#### Exercise directions
Type out the complete listing below word for word, without its pictures.

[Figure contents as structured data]
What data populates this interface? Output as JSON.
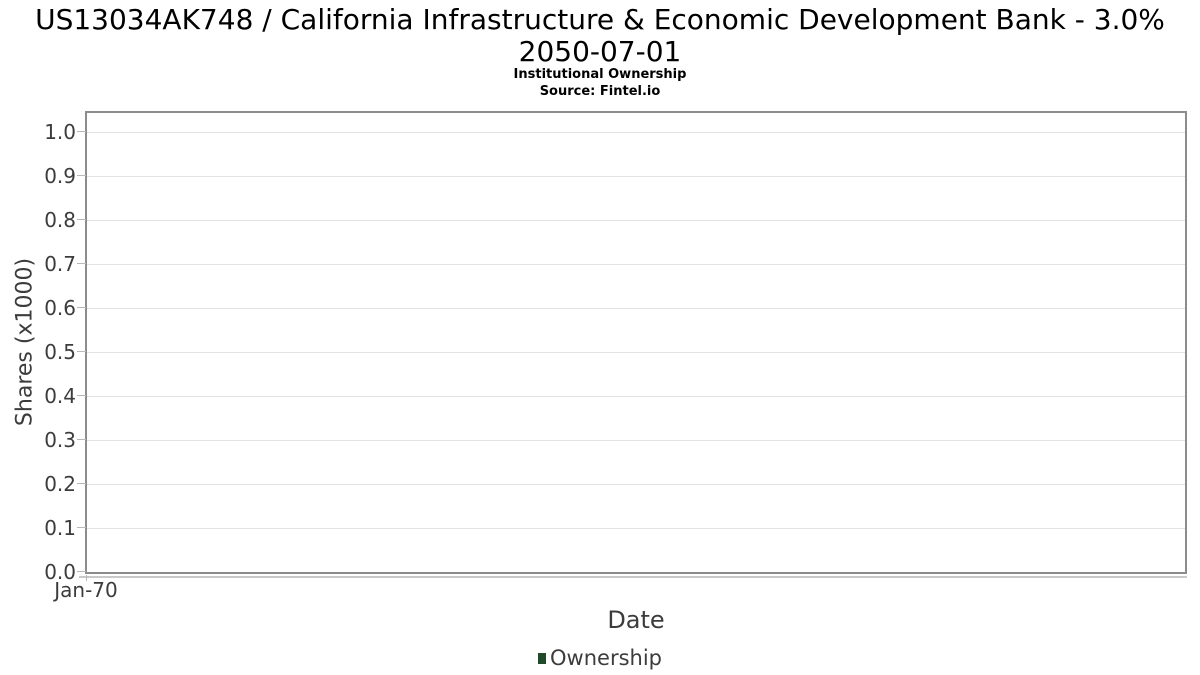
{
  "header": {
    "title_line1": "US13034AK748 / California Infrastructure & Economic Development Bank - 3.0%",
    "title_line2": "2050-07-01",
    "subtitle": "Institutional Ownership",
    "source": "Source: Fintel.io"
  },
  "chart_data": {
    "type": "line",
    "title": "US13034AK748 / California Infrastructure & Economic Development Bank - 3.0% 2050-07-01",
    "subtitle": "Institutional Ownership",
    "source_note": "Source: Fintel.io",
    "xlabel": "Date",
    "ylabel": "Shares (x1000)",
    "x_tick_labels": [
      "Jan-70"
    ],
    "y_tick_labels": [
      "0.0",
      "0.1",
      "0.2",
      "0.3",
      "0.4",
      "0.5",
      "0.6",
      "0.7",
      "0.8",
      "0.9",
      "1.0"
    ],
    "ylim": [
      0.0,
      1.043
    ],
    "grid": true,
    "legend": {
      "position": "bottom-center",
      "items": [
        {
          "label": "Ownership",
          "color": "#204a29"
        }
      ]
    },
    "series": [
      {
        "name": "Ownership",
        "x": [],
        "values": []
      }
    ]
  },
  "colors": {
    "background": "#ffffff",
    "title_text": "#000000",
    "axis_text": "#3c3c3c",
    "grid_line": "#e3e3e3",
    "plot_border": "#8c8c8c",
    "axis_shadow": "#c9c9c9",
    "tick_mark": "#b8b8b8",
    "legend_swatch": "#204a29"
  }
}
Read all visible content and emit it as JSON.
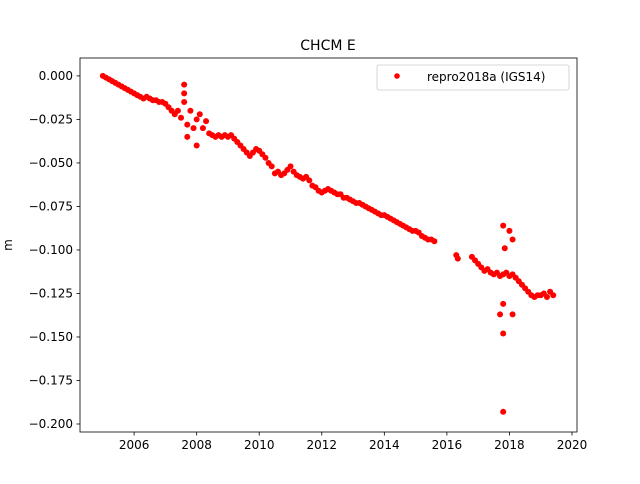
{
  "chart_data": {
    "type": "scatter",
    "title": "CHCM E",
    "xlabel": "",
    "ylabel": "m",
    "xlim": [
      2004.27,
      2020.16
    ],
    "ylim": [
      -0.2046,
      0.0103
    ],
    "xticks": [
      2006,
      2008,
      2010,
      2012,
      2014,
      2016,
      2018,
      2020
    ],
    "xtick_labels": [
      "2006",
      "2008",
      "2010",
      "2012",
      "2014",
      "2016",
      "2018",
      "2020"
    ],
    "yticks": [
      0,
      -0.025,
      -0.05,
      -0.075,
      -0.1,
      -0.125,
      -0.15,
      -0.175,
      -0.2
    ],
    "ytick_labels": [
      "0.000",
      "−0.025",
      "−0.050",
      "−0.075",
      "−0.100",
      "−0.125",
      "−0.150",
      "−0.175",
      "−0.200"
    ],
    "grid": false,
    "legend_position": "top-right",
    "series": [
      {
        "name": "repro2018a (IGS14)",
        "color": "#ff0000",
        "marker": "circle",
        "x": [
          2005.0,
          2005.1,
          2005.2,
          2005.3,
          2005.4,
          2005.5,
          2005.6,
          2005.7,
          2005.8,
          2005.9,
          2006.0,
          2006.1,
          2006.2,
          2006.3,
          2006.4,
          2006.5,
          2006.6,
          2006.7,
          2006.8,
          2006.9,
          2007.0,
          2007.1,
          2007.2,
          2007.3,
          2007.4,
          2007.5,
          2007.6,
          2007.7,
          2007.8,
          2007.9,
          2008.0,
          2008.1,
          2008.2,
          2008.3,
          2008.4,
          2008.5,
          2008.6,
          2008.7,
          2008.8,
          2008.9,
          2009.0,
          2009.1,
          2009.2,
          2009.3,
          2009.4,
          2009.5,
          2009.6,
          2009.7,
          2009.8,
          2009.9,
          2010.0,
          2010.1,
          2010.2,
          2010.3,
          2010.4,
          2010.5,
          2010.6,
          2010.7,
          2010.8,
          2010.9,
          2011.0,
          2011.1,
          2011.2,
          2011.3,
          2011.4,
          2011.5,
          2011.6,
          2011.7,
          2011.8,
          2011.9,
          2012.0,
          2012.1,
          2012.2,
          2012.3,
          2012.4,
          2012.5,
          2012.6,
          2012.7,
          2012.8,
          2012.9,
          2013.0,
          2013.1,
          2013.2,
          2013.3,
          2013.4,
          2013.5,
          2013.6,
          2013.7,
          2013.8,
          2013.9,
          2014.0,
          2014.1,
          2014.2,
          2014.3,
          2014.4,
          2014.5,
          2014.6,
          2014.7,
          2014.8,
          2014.9,
          2015.0,
          2015.1,
          2015.2,
          2015.3,
          2015.4,
          2015.5,
          2015.6,
          2016.3,
          2016.35,
          2016.8,
          2016.9,
          2017.0,
          2017.1,
          2017.2,
          2017.3,
          2017.4,
          2017.5,
          2017.6,
          2017.7,
          2017.8,
          2017.9,
          2018.0,
          2018.1,
          2018.2,
          2018.3,
          2018.4,
          2018.5,
          2018.6,
          2018.7,
          2018.8,
          2018.9,
          2019.0,
          2019.1,
          2019.2,
          2019.3,
          2019.4,
          2007.6,
          2007.6,
          2007.7,
          2008.0,
          2017.8,
          2017.85,
          2018.0,
          2018.1,
          2017.8,
          2017.8,
          2017.7,
          2018.1,
          2017.8
        ],
        "y": [
          0.0,
          -0.001,
          -0.002,
          -0.003,
          -0.004,
          -0.005,
          -0.006,
          -0.007,
          -0.008,
          -0.009,
          -0.01,
          -0.011,
          -0.012,
          -0.013,
          -0.012,
          -0.013,
          -0.014,
          -0.014,
          -0.015,
          -0.015,
          -0.016,
          -0.018,
          -0.02,
          -0.022,
          -0.02,
          -0.024,
          -0.015,
          -0.028,
          -0.02,
          -0.03,
          -0.025,
          -0.022,
          -0.03,
          -0.026,
          -0.033,
          -0.034,
          -0.035,
          -0.034,
          -0.035,
          -0.034,
          -0.035,
          -0.034,
          -0.036,
          -0.038,
          -0.04,
          -0.042,
          -0.044,
          -0.046,
          -0.044,
          -0.042,
          -0.043,
          -0.045,
          -0.047,
          -0.05,
          -0.052,
          -0.056,
          -0.055,
          -0.057,
          -0.056,
          -0.054,
          -0.052,
          -0.055,
          -0.057,
          -0.058,
          -0.059,
          -0.058,
          -0.06,
          -0.063,
          -0.064,
          -0.066,
          -0.067,
          -0.066,
          -0.065,
          -0.066,
          -0.067,
          -0.068,
          -0.068,
          -0.07,
          -0.07,
          -0.071,
          -0.072,
          -0.073,
          -0.073,
          -0.074,
          -0.075,
          -0.076,
          -0.077,
          -0.078,
          -0.079,
          -0.08,
          -0.08,
          -0.081,
          -0.082,
          -0.083,
          -0.084,
          -0.085,
          -0.086,
          -0.087,
          -0.088,
          -0.089,
          -0.089,
          -0.09,
          -0.092,
          -0.093,
          -0.094,
          -0.094,
          -0.095,
          -0.103,
          -0.105,
          -0.104,
          -0.106,
          -0.108,
          -0.11,
          -0.112,
          -0.111,
          -0.113,
          -0.114,
          -0.113,
          -0.115,
          -0.114,
          -0.113,
          -0.115,
          -0.114,
          -0.116,
          -0.118,
          -0.12,
          -0.122,
          -0.124,
          -0.126,
          -0.127,
          -0.126,
          -0.126,
          -0.125,
          -0.127,
          -0.124,
          -0.126,
          -0.005,
          -0.01,
          -0.035,
          -0.04,
          -0.086,
          -0.099,
          -0.089,
          -0.094,
          -0.148,
          -0.193,
          -0.137,
          -0.137,
          -0.131
        ]
      }
    ]
  }
}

#### Task result
What data populates this interface? Output as JSON.
{
  "header": {
    "title_line1": "US13034AK748 / California Infrastructure & Economic Development Bank - 3.0%",
    "title_line2": "2050-07-01",
    "subtitle": "Institutional Ownership",
    "source": "Source: Fintel.io"
  },
  "chart_data": {
    "type": "line",
    "title": "US13034AK748 / California Infrastructure & Economic Development Bank - 3.0% 2050-07-01",
    "subtitle": "Institutional Ownership",
    "source_note": "Source: Fintel.io",
    "xlabel": "Date",
    "ylabel": "Shares (x1000)",
    "x_tick_labels": [
      "Jan-70"
    ],
    "y_tick_labels": [
      "0.0",
      "0.1",
      "0.2",
      "0.3",
      "0.4",
      "0.5",
      "0.6",
      "0.7",
      "0.8",
      "0.9",
      "1.0"
    ],
    "ylim": [
      0.0,
      1.043
    ],
    "grid": true,
    "legend": {
      "position": "bottom-center",
      "items": [
        {
          "label": "Ownership",
          "color": "#204a29"
        }
      ]
    },
    "series": [
      {
        "name": "Ownership",
        "x": [],
        "values": []
      }
    ]
  },
  "colors": {
    "background": "#ffffff",
    "title_text": "#000000",
    "axis_text": "#3c3c3c",
    "grid_line": "#e3e3e3",
    "plot_border": "#8c8c8c",
    "axis_shadow": "#c9c9c9",
    "tick_mark": "#b8b8b8",
    "legend_swatch": "#204a29"
  }
}
Read all visible content and emit it as JSON.
{
  "chart_data": {
    "type": "scatter",
    "title": "CHCM E",
    "xlabel": "",
    "ylabel": "m",
    "xlim": [
      2004.27,
      2020.16
    ],
    "ylim": [
      -0.2046,
      0.0103
    ],
    "xticks": [
      2006,
      2008,
      2010,
      2012,
      2014,
      2016,
      2018,
      2020
    ],
    "xtick_labels": [
      "2006",
      "2008",
      "2010",
      "2012",
      "2014",
      "2016",
      "2018",
      "2020"
    ],
    "yticks": [
      0,
      -0.025,
      -0.05,
      -0.075,
      -0.1,
      -0.125,
      -0.15,
      -0.175,
      -0.2
    ],
    "ytick_labels": [
      "0.000",
      "−0.025",
      "−0.050",
      "−0.075",
      "−0.100",
      "−0.125",
      "−0.150",
      "−0.175",
      "−0.200"
    ],
    "grid": false,
    "legend_position": "top-right",
    "series": [
      {
        "name": "repro2018a (IGS14)",
        "color": "#ff0000",
        "marker": "circle",
        "x": [
          2005.0,
          2005.1,
          2005.2,
          2005.3,
          2005.4,
          2005.5,
          2005.6,
          2005.7,
          2005.8,
          2005.9,
          2006.0,
          2006.1,
          2006.2,
          2006.3,
          2006.4,
          2006.5,
          2006.6,
          2006.7,
          2006.8,
          2006.9,
          2007.0,
          2007.1,
          2007.2,
          2007.3,
          2007.4,
          2007.5,
          2007.6,
          2007.7,
          2007.8,
          2007.9,
          2008.0,
          2008.1,
          2008.2,
          2008.3,
          2008.4,
          2008.5,
          2008.6,
          2008.7,
          2008.8,
          2008.9,
          2009.0,
          2009.1,
          2009.2,
          2009.3,
          2009.4,
          2009.5,
          2009.6,
          2009.7,
          2009.8,
          2009.9,
          2010.0,
          2010.1,
          2010.2,
          2010.3,
          2010.4,
          2010.5,
          2010.6,
          2010.7,
          2010.8,
          2010.9,
          2011.0,
          2011.1,
          2011.2,
          2011.3,
          2011.4,
          2011.5,
          2011.6,
          2011.7,
          2011.8,
          2011.9,
          2012.0,
          2012.1,
          2012.2,
          2012.3,
          2012.4,
          2012.5,
          2012.6,
          2012.7,
          2012.8,
          2012.9,
          2013.0,
          2013.1,
          2013.2,
          2013.3,
          2013.4,
          2013.5,
          2013.6,
          2013.7,
          2013.8,
          2013.9,
          2014.0,
          2014.1,
          2014.2,
          2014.3,
          2014.4,
          2014.5,
          2014.6,
          2014.7,
          2014.8,
          2014.9,
          2015.0,
          2015.1,
          2015.2,
          2015.3,
          2015.4,
          2015.5,
          2015.6,
          2016.3,
          2016.35,
          2016.8,
          2016.9,
          2017.0,
          2017.1,
          2017.2,
          2017.3,
          2017.4,
          2017.5,
          2017.6,
          2017.7,
          2017.8,
          2017.9,
          2018.0,
          2018.1,
          2018.2,
          2018.3,
          2018.4,
          2018.5,
          2018.6,
          2018.7,
          2018.8,
          2018.9,
          2019.0,
          2019.1,
          2019.2,
          2019.3,
          2019.4,
          2007.6,
          2007.6,
          2007.7,
          2008.0,
          2017.8,
          2017.85,
          2018.0,
          2018.1,
          2017.8,
          2017.8,
          2017.7,
          2018.1,
          2017.8
        ],
        "y": [
          0.0,
          -0.001,
          -0.002,
          -0.003,
          -0.004,
          -0.005,
          -0.006,
          -0.007,
          -0.008,
          -0.009,
          -0.01,
          -0.011,
          -0.012,
          -0.013,
          -0.012,
          -0.013,
          -0.014,
          -0.014,
          -0.015,
          -0.015,
          -0.016,
          -0.018,
          -0.02,
          -0.022,
          -0.02,
          -0.024,
          -0.015,
          -0.028,
          -0.02,
          -0.03,
          -0.025,
          -0.022,
          -0.03,
          -0.026,
          -0.033,
          -0.034,
          -0.035,
          -0.034,
          -0.035,
          -0.034,
          -0.035,
          -0.034,
          -0.036,
          -0.038,
          -0.04,
          -0.042,
          -0.044,
          -0.046,
          -0.044,
          -0.042,
          -0.043,
          -0.045,
          -0.047,
          -0.05,
          -0.052,
          -0.056,
          -0.055,
          -0.057,
          -0.056,
          -0.054,
          -0.052,
          -0.055,
          -0.057,
          -0.058,
          -0.059,
          -0.058,
          -0.06,
          -0.063,
          -0.064,
          -0.066,
          -0.067,
          -0.066,
          -0.065,
          -0.066,
          -0.067,
          -0.068,
          -0.068,
          -0.07,
          -0.07,
          -0.071,
          -0.072,
          -0.073,
          -0.073,
          -0.074,
          -0.075,
          -0.076,
          -0.077,
          -0.078,
          -0.079,
          -0.08,
          -0.08,
          -0.081,
          -0.082,
          -0.083,
          -0.084,
          -0.085,
          -0.086,
          -0.087,
          -0.088,
          -0.089,
          -0.089,
          -0.09,
          -0.092,
          -0.093,
          -0.094,
          -0.094,
          -0.095,
          -0.103,
          -0.105,
          -0.104,
          -0.106,
          -0.108,
          -0.11,
          -0.112,
          -0.111,
          -0.113,
          -0.114,
          -0.113,
          -0.115,
          -0.114,
          -0.113,
          -0.115,
          -0.114,
          -0.116,
          -0.118,
          -0.12,
          -0.122,
          -0.124,
          -0.126,
          -0.127,
          -0.126,
          -0.126,
          -0.125,
          -0.127,
          -0.124,
          -0.126,
          -0.005,
          -0.01,
          -0.035,
          -0.04,
          -0.086,
          -0.099,
          -0.089,
          -0.094,
          -0.148,
          -0.193,
          -0.137,
          -0.137,
          -0.131
        ]
      }
    ]
  }
}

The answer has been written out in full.